**Goal**
Copy each line of the records that holds the string "Okuma".

**Records from a data source**
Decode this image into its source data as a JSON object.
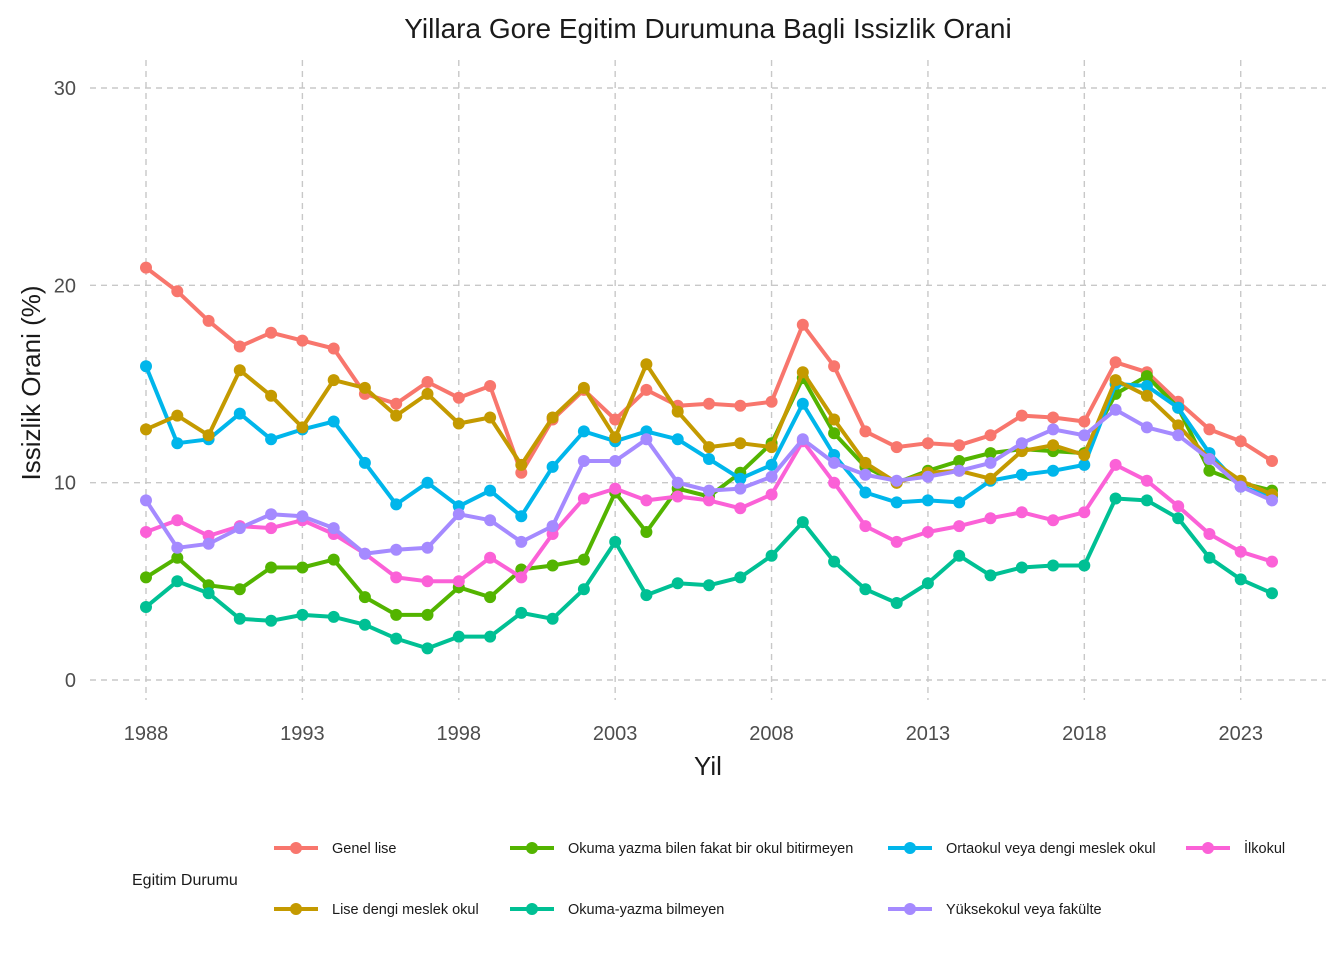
{
  "chart_data": {
    "type": "line",
    "title": "Yillara Gore Egitim Durumuna Bagli Issizlik Orani",
    "xlabel": "Yil",
    "ylabel": "Issizlik Orani (%)",
    "xlim": [
      1988,
      2024
    ],
    "ylim": [
      0,
      30
    ],
    "x_ticks": [
      1988,
      1993,
      1998,
      2003,
      2008,
      2013,
      2018,
      2023
    ],
    "y_ticks": [
      0,
      10,
      20,
      30
    ],
    "grid": true,
    "legend_title": "Egitim Durumu",
    "legend_position": "bottom",
    "x": [
      1988,
      1989,
      1990,
      1991,
      1992,
      1993,
      1994,
      1995,
      1996,
      1997,
      1998,
      1999,
      2000,
      2001,
      2002,
      2003,
      2004,
      2005,
      2006,
      2007,
      2008,
      2009,
      2010,
      2011,
      2012,
      2013,
      2014,
      2015,
      2016,
      2017,
      2018,
      2019,
      2020,
      2021,
      2022,
      2023,
      2024
    ],
    "series": [
      {
        "name": "Genel lise",
        "color": "#F8766D",
        "values": [
          20.9,
          19.7,
          18.2,
          16.9,
          17.6,
          17.2,
          16.8,
          14.5,
          14.0,
          15.1,
          14.3,
          14.9,
          10.5,
          13.2,
          14.7,
          13.2,
          14.7,
          13.9,
          14.0,
          13.9,
          14.1,
          18.0,
          15.9,
          12.6,
          11.8,
          12.0,
          11.9,
          12.4,
          13.4,
          13.3,
          13.1,
          16.1,
          15.6,
          14.1,
          12.7,
          12.1,
          11.1
        ]
      },
      {
        "name": "Okuma yazma bilen fakat bir okul bitirmeyen",
        "color": "#53B400",
        "values": [
          5.2,
          6.2,
          4.8,
          4.6,
          5.7,
          5.7,
          6.1,
          4.2,
          3.3,
          3.3,
          4.7,
          4.2,
          5.6,
          5.8,
          6.1,
          9.5,
          7.5,
          9.7,
          9.3,
          10.5,
          12.0,
          15.3,
          12.5,
          10.8,
          10.0,
          10.6,
          11.1,
          11.5,
          11.7,
          11.6,
          11.5,
          14.5,
          15.4,
          13.8,
          10.6,
          10.0,
          9.6
        ]
      },
      {
        "name": "Ortaokul veya dengi meslek okul",
        "color": "#00B6EB",
        "values": [
          15.9,
          12.0,
          12.2,
          13.5,
          12.2,
          12.7,
          13.1,
          11.0,
          8.9,
          10.0,
          8.8,
          9.6,
          8.3,
          10.8,
          12.6,
          12.1,
          12.6,
          12.2,
          11.2,
          10.2,
          10.9,
          14.0,
          11.4,
          9.5,
          9.0,
          9.1,
          9.0,
          10.1,
          10.4,
          10.6,
          10.9,
          15.0,
          14.9,
          13.8,
          11.5,
          9.8,
          9.3
        ]
      },
      {
        "name": "İlkokul",
        "color": "#FB61D7",
        "values": [
          7.5,
          8.1,
          7.3,
          7.8,
          7.7,
          8.1,
          7.4,
          6.4,
          5.2,
          5.0,
          5.0,
          6.2,
          5.2,
          7.4,
          9.2,
          9.7,
          9.1,
          9.3,
          9.1,
          8.7,
          9.4,
          12.1,
          10.0,
          7.8,
          7.0,
          7.5,
          7.8,
          8.2,
          8.5,
          8.1,
          8.5,
          10.9,
          10.1,
          8.8,
          7.4,
          6.5,
          6.0
        ]
      },
      {
        "name": "Lise dengi meslek okul",
        "color": "#C49A00",
        "values": [
          12.7,
          13.4,
          12.4,
          15.7,
          14.4,
          12.8,
          15.2,
          14.8,
          13.4,
          14.5,
          13.0,
          13.3,
          10.9,
          13.3,
          14.8,
          12.3,
          16.0,
          13.6,
          11.8,
          12.0,
          11.8,
          15.6,
          13.2,
          11.0,
          10.0,
          10.5,
          10.6,
          10.2,
          11.6,
          11.9,
          11.4,
          15.2,
          14.4,
          12.9,
          11.2,
          10.1,
          9.4
        ]
      },
      {
        "name": "Okuma-yazma bilmeyen",
        "color": "#00C094",
        "values": [
          3.7,
          5.0,
          4.4,
          3.1,
          3.0,
          3.3,
          3.2,
          2.8,
          2.1,
          1.6,
          2.2,
          2.2,
          3.4,
          3.1,
          4.6,
          7.0,
          4.3,
          4.9,
          4.8,
          5.2,
          6.3,
          8.0,
          6.0,
          4.6,
          3.9,
          4.9,
          6.3,
          5.3,
          5.7,
          5.8,
          5.8,
          9.2,
          9.1,
          8.2,
          6.2,
          5.1,
          4.4
        ]
      },
      {
        "name": "Yüksekokul veya fakülte",
        "color": "#A58AFF",
        "values": [
          9.1,
          6.7,
          6.9,
          7.7,
          8.4,
          8.3,
          7.7,
          6.4,
          6.6,
          6.7,
          8.4,
          8.1,
          7.0,
          7.8,
          11.1,
          11.1,
          12.2,
          10.0,
          9.6,
          9.7,
          10.3,
          12.2,
          11.0,
          10.4,
          10.1,
          10.3,
          10.6,
          11.0,
          12.0,
          12.7,
          12.4,
          13.7,
          12.8,
          12.4,
          11.2,
          9.8,
          9.1
        ]
      }
    ]
  }
}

**Written answer**
        "name": "Okuma yazma bilen fakat bir okul bitirmeyen",
        "name": "Okuma-yazma bilmeyen",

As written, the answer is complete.